> [INPUT FOR THIS TASK]:
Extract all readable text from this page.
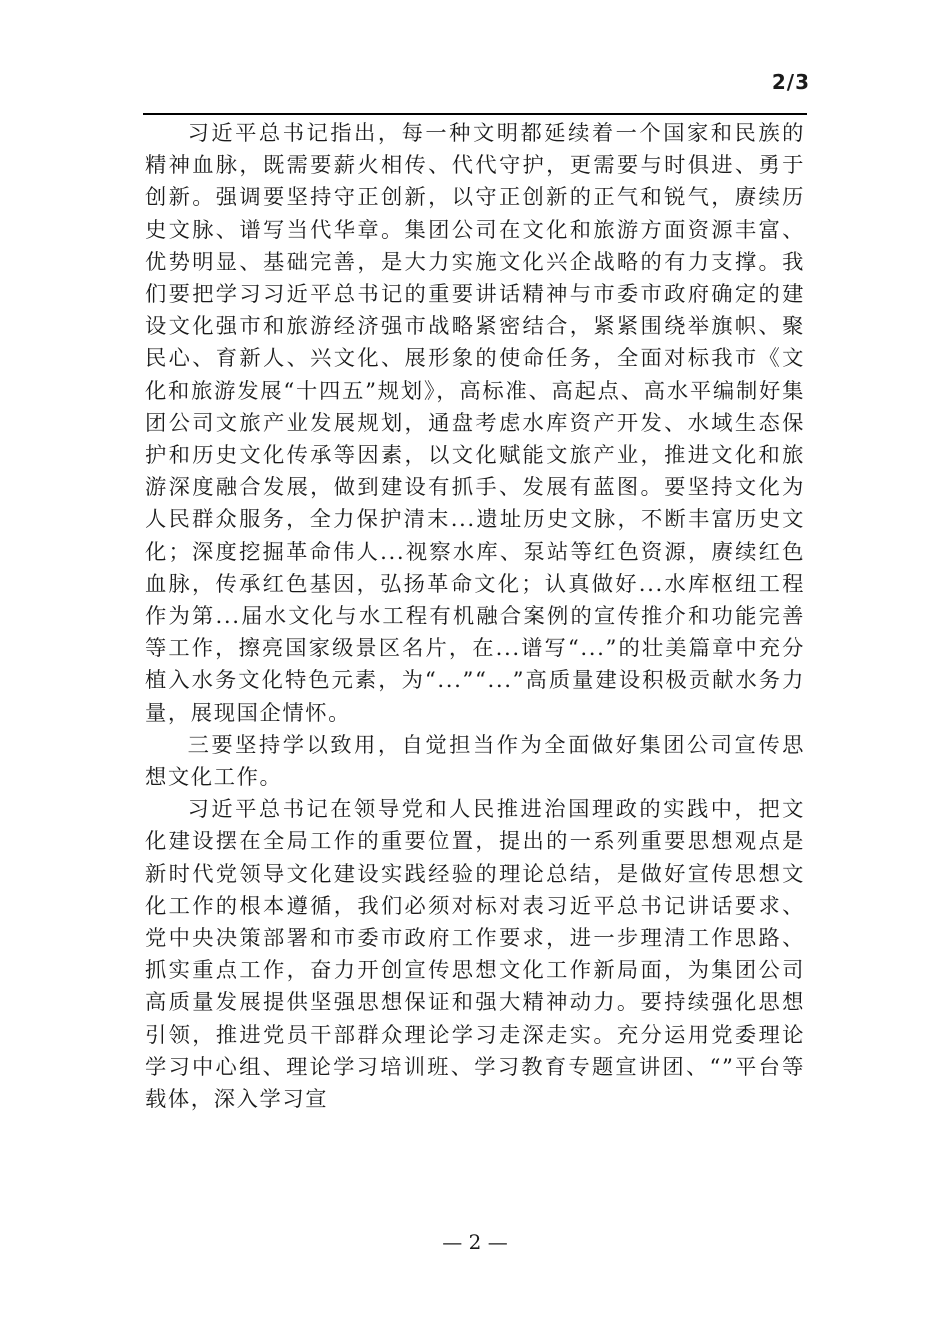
2/3

习近平总书记指出，每一种文明都延续着一个国家和民族的精神血脉，既需要薪火相传、代代守护，更需要与时俱进、勇于创新。强调要坚持守正创新，以守正创新的正气和锐气，赓续历史文脉、谱写当代华章。集团公司在文化和旅游方面资源丰富、优势明显、基础完善，是大力实施文化兴企战略的有力支撑。我们要把学习习近平总书记的重要讲话精神与市委市政府确定的建设文化强市和旅游经济强市战略紧密结合，紧紧围绕举旗帜、聚民心、育新人、兴文化、展形象的使命任务，全面对标我市《文化和旅游发展“十四五”规划》，高标准、高起点、高水平编制好集团公司文旅产业发展规划，通盘考虑水库资产开发、水域生态保护和历史文化传承等因素，以文化赋能文旅产业，推进文化和旅游深度融合发展，做到建设有抓手、发展有蓝图。要坚持文化为人民群众服务，全力保护清末...遗址历史文脉，不断丰富历史文化；深度挖掘革命伟人...视察水库、泵站等红色资源，赓续红色血脉，传承红色基因，弘扬革命文化；认真做好...水库枢纽工程作为第...届水文化与水工程有机融合案例的宣传推介和功能完善等工作，擦亮国家级景区名片，在...谱写“...”的壮美篇章中充分植入水务文化特色元素，为“...”“...”高质量建设积极贡献水务力量，展现国企情怀。

三要坚持学以致用，自觉担当作为全面做好集团公司宣传思想文化工作。

习近平总书记在领导党和人民推进治国理政的实践中，把文化建设摆在全局工作的重要位置，提出的一系列重要思想观点是新时代党领导文化建设实践经验的理论总结，是做好宣传思想文化工作的根本遵循，我们必须对标对表习近平总书记讲话要求、党中央决策部署和市委市政府工作要求，进一步理清工作思路、抓实重点工作，奋力开创宣传思想文化工作新局面，为集团公司高质量发展提供坚强思想保证和强大精神动力。要持续强化思想引领，推进党员干部群众理论学习走深走实。充分运用党委理论学习中心组、理论学习培训班、学习教育专题宣讲团、“”平台等载体，深入学习宣

— 2 —
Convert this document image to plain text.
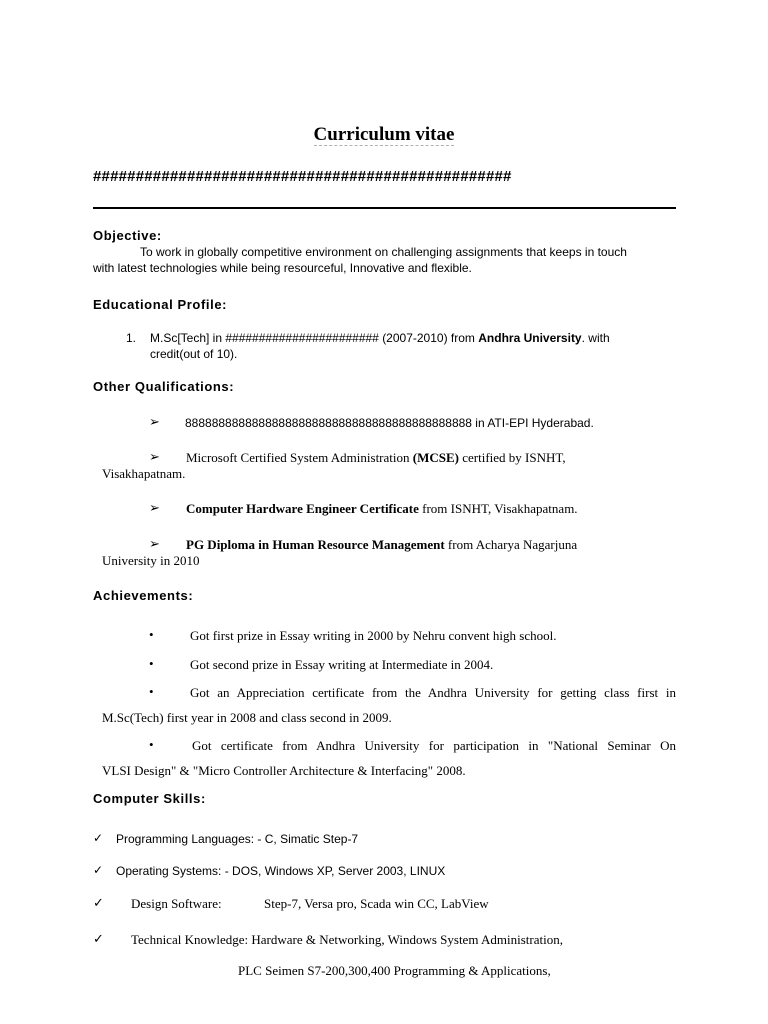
Curriculum vitae
#################################################
Objective:
To work in globally competitive environment on challenging assignments that keeps in touch
with latest technologies while being resourceful, Innovative and flexible.
Educational Profile:
1. M.Sc[Tech] in ####################### (2007-2010) from Andhra University. with
credit(out of 10).
Other Qualifications:
➢ 8888888888888888888888888888888888888888888 in ATI-EPI Hyderabad.
➢ Microsoft Certified System Administration (MCSE) certified by ISNHT,
Visakhapatnam.
➢ Computer Hardware Engineer Certificate from ISNHT, Visakhapatnam.
➢ PG Diploma in Human Resource Management from Acharya Nagarjuna
University in 2010
Achievements:
•	Got first prize in Essay writing in 2000 by Nehru convent high school.
•	Got second prize in Essay writing at Intermediate in 2004.
•	Got an Appreciation certificate from the Andhra University for getting class first in
M.Sc(Tech) first year in 2008 and class second in 2009.
•	Got certificate from Andhra University for participation in "National Seminar On
VLSI Design" & "Micro Controller Architecture & Interfacing" 2008.
Computer Skills:
✓ Programming Languages: - C, Simatic Step-7
✓ Operating Systems: - DOS, Windows XP, Server 2003, LINUX
✓ Design Software:	Step-7, Versa pro, Scada win CC, LabView
✓ Technical Knowledge: Hardware & Networking, Windows System Administration,
PLC Seimen S7-200,300,400 Programming & Applications,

> [TO DO]:
Reproduce the full listing faithfully, but do not carry over any pictures.

> [SOLUTION]:
Extract all readable text from this page.
2/3

习近平总书记指出，每一种文明都延续着一个国家和民族的精神血脉，既需要薪火相传、代代守护，更需要与时俱进、勇于创新。强调要坚持守正创新，以守正创新的正气和锐气，赓续历史文脉、谱写当代华章。集团公司在文化和旅游方面资源丰富、优势明显、基础完善，是大力实施文化兴企战略的有力支撑。我们要把学习习近平总书记的重要讲话精神与市委市政府确定的建设文化强市和旅游经济强市战略紧密结合，紧紧围绕举旗帜、聚民心、育新人、兴文化、展形象的使命任务，全面对标我市《文化和旅游发展“十四五”规划》，高标准、高起点、高水平编制好集团公司文旅产业发展规划，通盘考虑水库资产开发、水域生态保护和历史文化传承等因素，以文化赋能文旅产业，推进文化和旅游深度融合发展，做到建设有抓手、发展有蓝图。要坚持文化为人民群众服务，全力保护清末...遗址历史文脉，不断丰富历史文化；深度挖掘革命伟人...视察水库、泵站等红色资源，赓续红色血脉，传承红色基因，弘扬革命文化；认真做好...水库枢纽工程作为第...届水文化与水工程有机融合案例的宣传推介和功能完善等工作，擦亮国家级景区名片，在...谱写“...”的壮美篇章中充分植入水务文化特色元素，为“...”“...”高质量建设积极贡献水务力量，展现国企情怀。

三要坚持学以致用，自觉担当作为全面做好集团公司宣传思想文化工作。

习近平总书记在领导党和人民推进治国理政的实践中，把文化建设摆在全局工作的重要位置，提出的一系列重要思想观点是新时代党领导文化建设实践经验的理论总结，是做好宣传思想文化工作的根本遵循，我们必须对标对表习近平总书记讲话要求、党中央决策部署和市委市政府工作要求，进一步理清工作思路、抓实重点工作，奋力开创宣传思想文化工作新局面，为集团公司高质量发展提供坚强思想保证和强大精神动力。要持续强化思想引领，推进党员干部群众理论学习走深走实。充分运用党委理论学习中心组、理论学习培训班、学习教育专题宣讲团、“”平台等载体，深入学习宣

— 2 —
Convert this document image to plain text.
Curriculum vitae
#################################################
Objective:
To work in globally competitive environment on challenging assignments that keeps in touch
with latest technologies while being resourceful, Innovative and flexible.
Educational Profile:
1. M.Sc[Tech] in ####################### (2007-2010) from Andhra University. with
credit(out of 10).
Other Qualifications:
➢ 8888888888888888888888888888888888888888888 in ATI-EPI Hyderabad.
➢ Microsoft Certified System Administration (MCSE) certified by ISNHT,
Visakhapatnam.
➢ Computer Hardware Engineer Certificate from ISNHT, Visakhapatnam.
➢ PG Diploma in Human Resource Management from Acharya Nagarjuna
University in 2010
Achievements:
•	Got first prize in Essay writing in 2000 by Nehru convent high school.
•	Got second prize in Essay writing at Intermediate in 2004.
•	Got an Appreciation certificate from the Andhra University for getting class first in
M.Sc(Tech) first year in 2008 and class second in 2009.
•	Got certificate from Andhra University for participation in "National Seminar On
VLSI Design" & "Micro Controller Architecture & Interfacing" 2008.
Computer Skills:
✓ Programming Languages: - C, Simatic Step-7
✓ Operating Systems: - DOS, Windows XP, Server 2003, LINUX
✓ Design Software:	Step-7, Versa pro, Scada win CC, LabView
✓ Technical Knowledge: Hardware & Networking, Windows System Administration,
PLC Seimen S7-200,300,400 Programming & Applications,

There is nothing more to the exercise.